(Stored data entries)
· · · ·
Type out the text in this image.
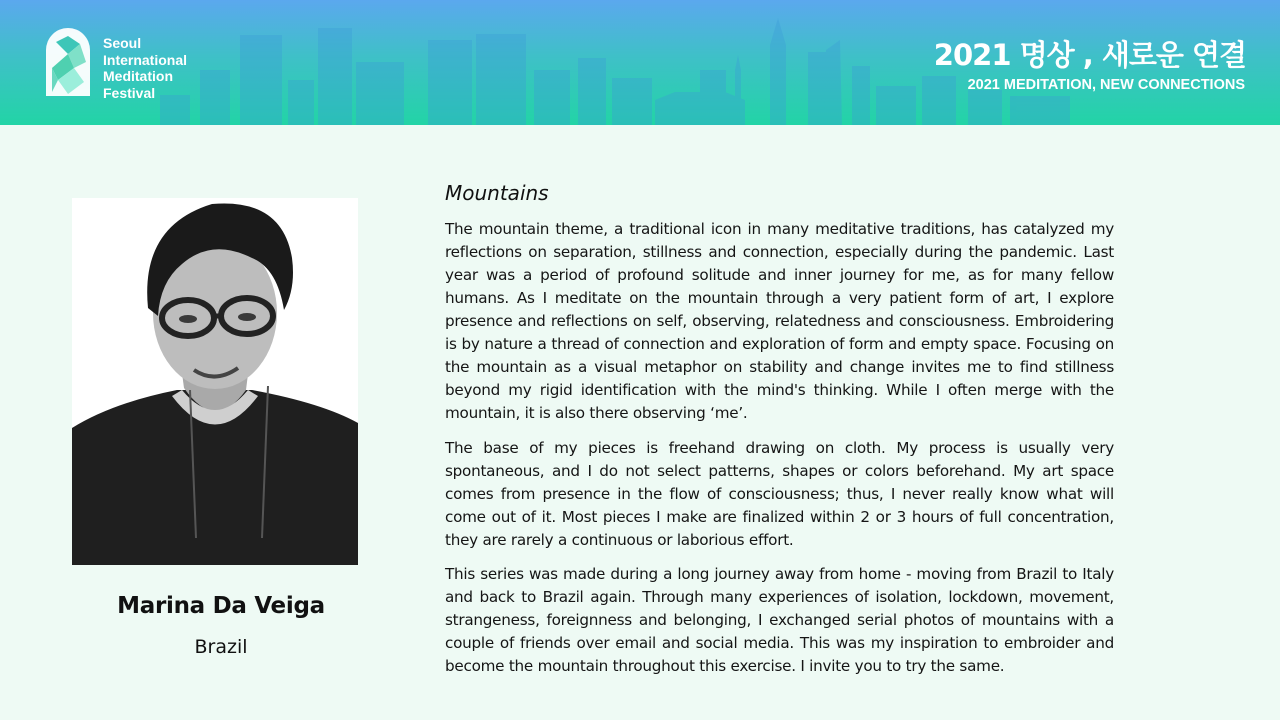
Seoul
International
Meditation
Festival
2021 명상 , 새로운 연결
2021 MEDITATION, NEW CONNECTIONS
Marina Da Veiga
Brazil
Mountains
The mountain theme, a traditional icon in many meditative traditions, has catalyzed my reflections on separation, stillness and connection, especially during the pandemic. Last year was a period of profound solitude and inner journey for me, as for many fellow humans. As I meditate on the mountain through a very patient form of art, I explore presence and reflections on self, observing, relatedness and consciousness. Embroidering is by nature a thread of connection and exploration of form and empty space. Focusing on the mountain as a visual metaphor on stability and change invites me to find stillness beyond my rigid identification with the mind's thinking. While I often merge with the mountain, it is also there observing ‘me’.
The base of my pieces is freehand drawing on cloth. My process is usually very spontaneous, and I do not select patterns, shapes or colors beforehand. My art space comes from presence in the flow of consciousness; thus, I never really know what will come out of it. Most pieces I make are finalized within 2 or 3 hours of full concentration, they are rarely a continuous or laborious effort.
This series was made during a long journey away from home - moving from Brazil to Italy and back to Brazil again. Through many experiences of isolation, lockdown, movement, strangeness, foreignness and belonging, I exchanged serial photos of mountains with a couple of friends over email and social media. This was my inspiration to embroider and become the mountain throughout this exercise. I invite you to try the same.
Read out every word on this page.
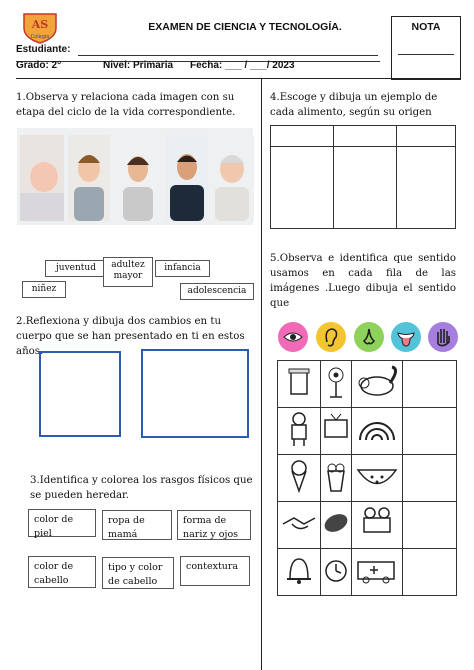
AS
Colegio
EXAMEN DE CIENCIA Y TECNOLOGÍA.	NOTA
Estudiante:
Grado: 2°	Nivel: Primaria Fecha: ___ / ___/ 2023
1.Observa y relaciona cada imagen con su etapa del ciclo de la vida correspondiente.
juventud	adultez mayor
infancia
niñez	adolescencia
2.Reflexiona y dibuja dos cambios en tu cuerpo que se han presentado en ti en estos años.
3.Identifica y colorea los rasgos físicos que se pueden heredar.
color de piel
ropa de mamá
forma de nariz y ojos
color de cabello
tipo y color de cabello
contextura
4.Escoge y dibuja un ejemplo de cada alimento, según su origen

5.Observa e identifica que sentido usamos en cada fila de las imágenes .Luego dibuja el sentido que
· · · ·
(Task statement) Nothing but a number, please, for how many lines of the data hold "this".

(Exercise result) 3